TASK TO CARRY OUT: A line counts if it contains the word "Grundlagen" at least once. State how many such lines the records contain, giving the number alone.

Items from a dataset
● ● ● ●

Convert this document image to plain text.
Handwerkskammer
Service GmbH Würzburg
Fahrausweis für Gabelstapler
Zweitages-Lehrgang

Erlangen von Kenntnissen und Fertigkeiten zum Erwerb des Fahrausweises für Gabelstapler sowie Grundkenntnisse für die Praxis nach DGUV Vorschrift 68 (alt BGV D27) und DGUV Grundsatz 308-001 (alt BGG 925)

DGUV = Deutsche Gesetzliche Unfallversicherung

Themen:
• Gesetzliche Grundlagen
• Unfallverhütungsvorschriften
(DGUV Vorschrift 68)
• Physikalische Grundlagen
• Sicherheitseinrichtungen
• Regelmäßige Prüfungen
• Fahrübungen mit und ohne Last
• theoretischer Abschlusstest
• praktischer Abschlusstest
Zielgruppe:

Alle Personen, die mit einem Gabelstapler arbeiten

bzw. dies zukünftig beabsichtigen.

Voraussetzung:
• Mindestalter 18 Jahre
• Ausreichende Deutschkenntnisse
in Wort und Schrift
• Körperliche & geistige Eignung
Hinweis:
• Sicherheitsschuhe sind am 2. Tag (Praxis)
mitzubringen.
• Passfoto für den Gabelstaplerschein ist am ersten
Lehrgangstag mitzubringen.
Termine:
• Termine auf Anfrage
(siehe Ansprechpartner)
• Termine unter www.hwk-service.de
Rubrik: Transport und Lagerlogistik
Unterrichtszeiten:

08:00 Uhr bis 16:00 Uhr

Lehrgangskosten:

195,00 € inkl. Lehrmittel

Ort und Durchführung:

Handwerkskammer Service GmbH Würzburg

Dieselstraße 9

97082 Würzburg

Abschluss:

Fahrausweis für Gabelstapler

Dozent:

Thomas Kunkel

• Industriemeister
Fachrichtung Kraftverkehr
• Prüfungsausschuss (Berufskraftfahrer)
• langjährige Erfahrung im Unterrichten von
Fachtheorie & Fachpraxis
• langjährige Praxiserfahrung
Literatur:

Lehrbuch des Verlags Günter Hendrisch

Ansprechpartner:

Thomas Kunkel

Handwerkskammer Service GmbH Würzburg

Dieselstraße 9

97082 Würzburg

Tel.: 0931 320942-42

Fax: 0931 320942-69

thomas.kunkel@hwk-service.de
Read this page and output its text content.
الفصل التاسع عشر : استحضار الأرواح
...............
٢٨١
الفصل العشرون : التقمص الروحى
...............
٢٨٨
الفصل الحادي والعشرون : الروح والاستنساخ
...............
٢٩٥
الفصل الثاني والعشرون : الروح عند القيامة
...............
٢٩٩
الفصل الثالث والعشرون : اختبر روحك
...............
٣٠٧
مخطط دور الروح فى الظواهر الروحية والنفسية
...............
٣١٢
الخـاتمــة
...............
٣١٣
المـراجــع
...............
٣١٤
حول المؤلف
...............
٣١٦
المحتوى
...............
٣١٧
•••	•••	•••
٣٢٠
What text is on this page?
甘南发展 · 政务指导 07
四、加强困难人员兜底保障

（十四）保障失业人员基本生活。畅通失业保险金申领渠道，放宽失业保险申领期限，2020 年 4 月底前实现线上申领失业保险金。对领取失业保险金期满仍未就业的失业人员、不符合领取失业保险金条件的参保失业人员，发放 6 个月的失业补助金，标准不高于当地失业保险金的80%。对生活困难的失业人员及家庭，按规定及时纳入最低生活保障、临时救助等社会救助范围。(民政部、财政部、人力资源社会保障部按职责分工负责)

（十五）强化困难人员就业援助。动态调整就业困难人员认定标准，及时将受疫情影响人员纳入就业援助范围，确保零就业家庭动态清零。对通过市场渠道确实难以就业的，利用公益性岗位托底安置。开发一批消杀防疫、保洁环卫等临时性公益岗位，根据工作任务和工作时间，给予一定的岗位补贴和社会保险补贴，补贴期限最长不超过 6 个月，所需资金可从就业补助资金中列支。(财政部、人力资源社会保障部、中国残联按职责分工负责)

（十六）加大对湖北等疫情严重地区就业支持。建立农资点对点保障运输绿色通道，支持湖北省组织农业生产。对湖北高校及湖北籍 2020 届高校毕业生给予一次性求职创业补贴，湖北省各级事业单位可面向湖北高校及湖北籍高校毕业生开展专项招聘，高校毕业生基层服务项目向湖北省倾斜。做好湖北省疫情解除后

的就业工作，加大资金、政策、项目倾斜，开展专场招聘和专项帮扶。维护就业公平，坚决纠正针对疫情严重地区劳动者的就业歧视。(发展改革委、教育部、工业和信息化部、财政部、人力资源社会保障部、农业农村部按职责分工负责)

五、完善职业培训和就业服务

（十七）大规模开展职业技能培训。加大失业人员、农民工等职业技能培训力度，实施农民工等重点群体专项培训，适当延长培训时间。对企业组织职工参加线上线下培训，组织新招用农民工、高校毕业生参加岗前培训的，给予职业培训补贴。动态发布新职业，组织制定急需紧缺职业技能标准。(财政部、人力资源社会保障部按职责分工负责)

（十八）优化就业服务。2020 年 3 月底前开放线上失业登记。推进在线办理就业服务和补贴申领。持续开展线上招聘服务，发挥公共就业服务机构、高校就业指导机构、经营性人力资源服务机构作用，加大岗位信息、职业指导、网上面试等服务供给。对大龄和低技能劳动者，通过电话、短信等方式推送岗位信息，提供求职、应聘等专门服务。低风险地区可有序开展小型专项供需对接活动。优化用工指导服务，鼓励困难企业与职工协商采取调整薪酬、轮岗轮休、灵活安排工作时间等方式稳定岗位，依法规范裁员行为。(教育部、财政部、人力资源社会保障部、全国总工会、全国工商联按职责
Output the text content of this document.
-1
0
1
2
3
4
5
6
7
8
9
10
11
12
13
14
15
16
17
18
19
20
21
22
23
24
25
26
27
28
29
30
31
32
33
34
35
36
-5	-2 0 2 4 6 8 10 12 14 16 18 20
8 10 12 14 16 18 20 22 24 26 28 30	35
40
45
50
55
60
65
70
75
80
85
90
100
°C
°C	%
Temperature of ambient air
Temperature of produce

● ● ● ●

CORRECT RESULT: 2